--- start of Data extract ---

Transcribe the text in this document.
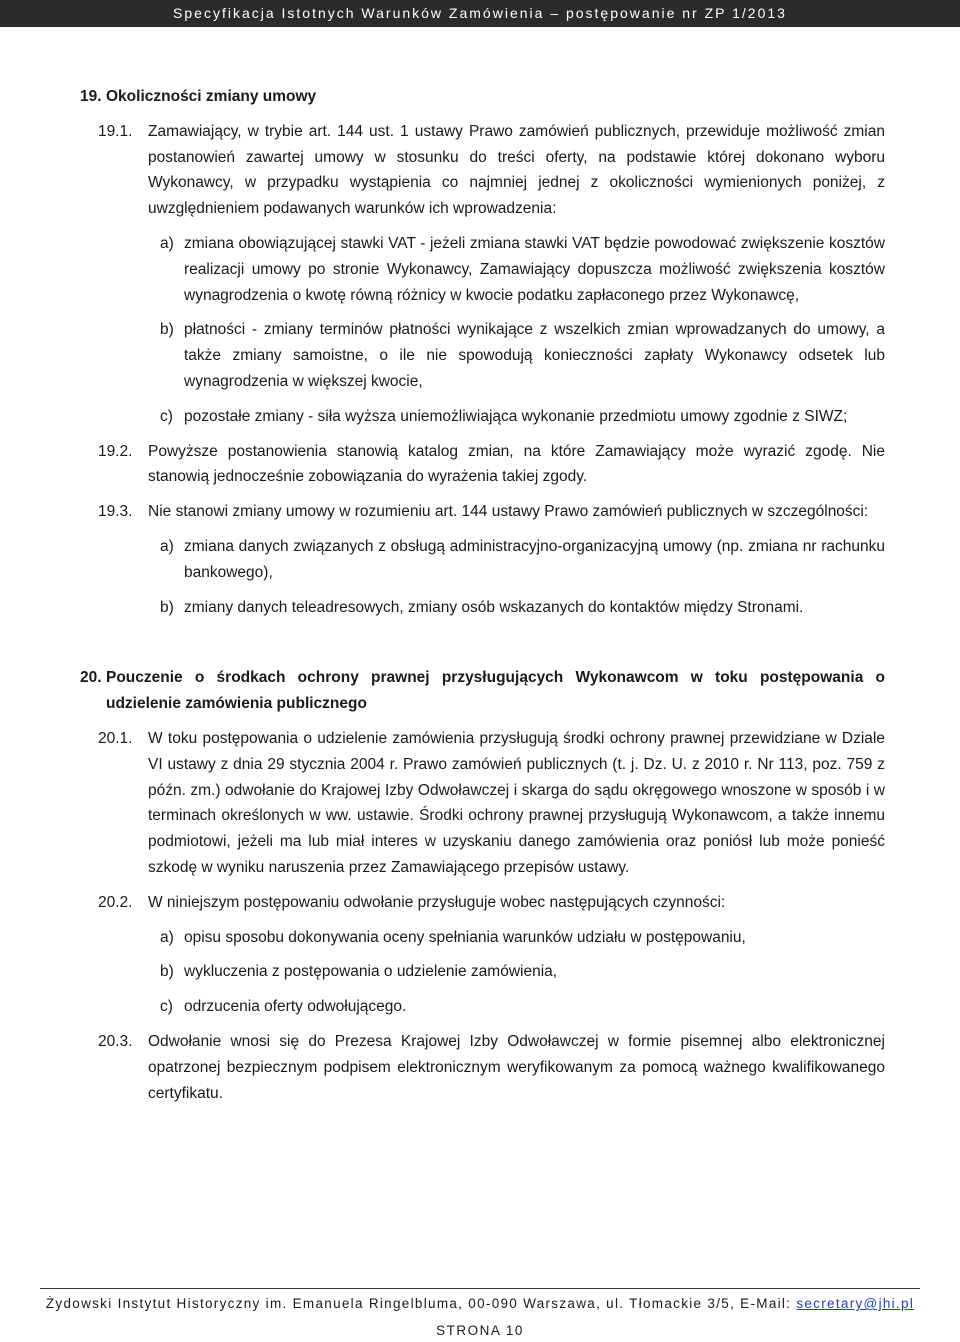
Specyfikacja Istotnych Warunków Zamówienia – postępowanie nr ZP 1/2013
19. Okoliczności zmiany umowy
19.1.	Zamawiający, w trybie art. 144 ust. 1 ustawy Prawo zamówień publicznych, przewiduje możliwość zmian postanowień zawartej umowy w stosunku do treści oferty, na podstawie której dokonano wyboru Wykonawcy, w przypadku wystąpienia co najmniej jednej z okoliczności wymienionych poniżej, z uwzględnieniem podawanych warunków ich wprowadzenia:
a) zmiana obowiązującej stawki VAT - jeżeli zmiana stawki VAT będzie powodować zwiększenie kosztów realizacji umowy po stronie Wykonawcy, Zamawiający dopuszcza możliwość zwiększenia kosztów wynagrodzenia o kwotę równą różnicy w kwocie podatku zapłaconego przez Wykonawcę,
b) płatności - zmiany terminów płatności wynikające z wszelkich zmian wprowadzanych do umowy, a także zmiany samoistne, o ile nie spowodują konieczności zapłaty Wykonawcy odsetek lub wynagrodzenia w większej kwocie,
c) pozostałe zmiany - siła wyższa uniemożliwiająca wykonanie przedmiotu umowy zgodnie z SIWZ;
19.2.	Powyższe postanowienia stanowią katalog zmian, na które Zamawiający może wyrazić zgodę. Nie stanowią jednocześnie zobowiązania do wyrażenia takiej zgody.
19.3.	Nie stanowi zmiany umowy w rozumieniu art. 144 ustawy Prawo zamówień publicznych w szczególności:
a) zmiana danych związanych z obsługą administracyjno-organizacyjną umowy (np. zmiana nr rachunku bankowego),
b) zmiany danych teleadresowych, zmiany osób wskazanych do kontaktów między Stronami.
20. Pouczenie o środkach ochrony prawnej przysługujących Wykonawcom w toku postępowania o udzielenie zamówienia publicznego
20.1.	W toku postępowania o udzielenie zamówienia przysługują środki ochrony prawnej przewidziane w Dziale VI ustawy z dnia 29 stycznia 2004 r. Prawo zamówień publicznych (t. j. Dz. U. z 2010 r. Nr 113, poz. 759 z późn. zm.) odwołanie do Krajowej Izby Odwoławczej i skarga do sądu okręgowego wnoszone w sposób i w terminach określonych w ww. ustawie. Środki ochrony prawnej przysługują Wykonawcom, a także innemu podmiotowi, jeżeli ma lub miał interes w uzyskaniu danego zamówienia oraz poniósł lub może ponieść szkodę w wyniku naruszenia przez Zamawiającego przepisów ustawy.
20.2.	W niniejszym postępowaniu odwołanie przysługuje wobec następujących czynności:
a) opisu sposobu dokonywania oceny spełniania warunków udziału w postępowaniu,
b) wykluczenia z postępowania o udzielenie zamówienia,
c) odrzucenia oferty odwołującego.
20.3.	Odwołanie wnosi się do Prezesa Krajowej Izby Odwoławczej w formie pisemnej albo elektronicznej opatrzonej bezpiecznym podpisem elektronicznym weryfikowanym za pomocą ważnego kwalifikowanego certyfikatu.
Żydowski Instytut Historyczny im. Emanuela Ringelbluma, 00-090 Warszawa, ul. Tłomackie 3/5, E-Mail: secretary@jhi.pl
STRONA 10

--- end of Data extract ---

▶ What you need to do: In the records above, find each line with the word "toku" and copy it.

▶ Task result:
20. Pouczenie o środkach ochrony prawnej przysługujących Wykonawcom w toku postępowania o udzielenie zamówienia publicznego
20.1.	W toku postępowania o udzielenie zamówienia przysługują środki ochrony prawnej przewidziane w Dziale VI ustawy z dnia 29 stycznia 2004 r. Prawo zamówień publicznych (t. j. Dz. U. z 2010 r. Nr 113, poz. 759 z późn. zm.) odwołanie do Krajowej Izby Odwoławczej i skarga do sądu okręgowego wnoszone w sposób i w terminach określonych w ww. ustawie. Środki ochrony prawnej przysługują Wykonawcom, a także innemu podmiotowi, jeżeli ma lub miał interes w uzyskaniu danego zamówienia oraz poniósł lub może ponieść szkodę w wyniku naruszenia przez Zamawiającego przepisów ustawy.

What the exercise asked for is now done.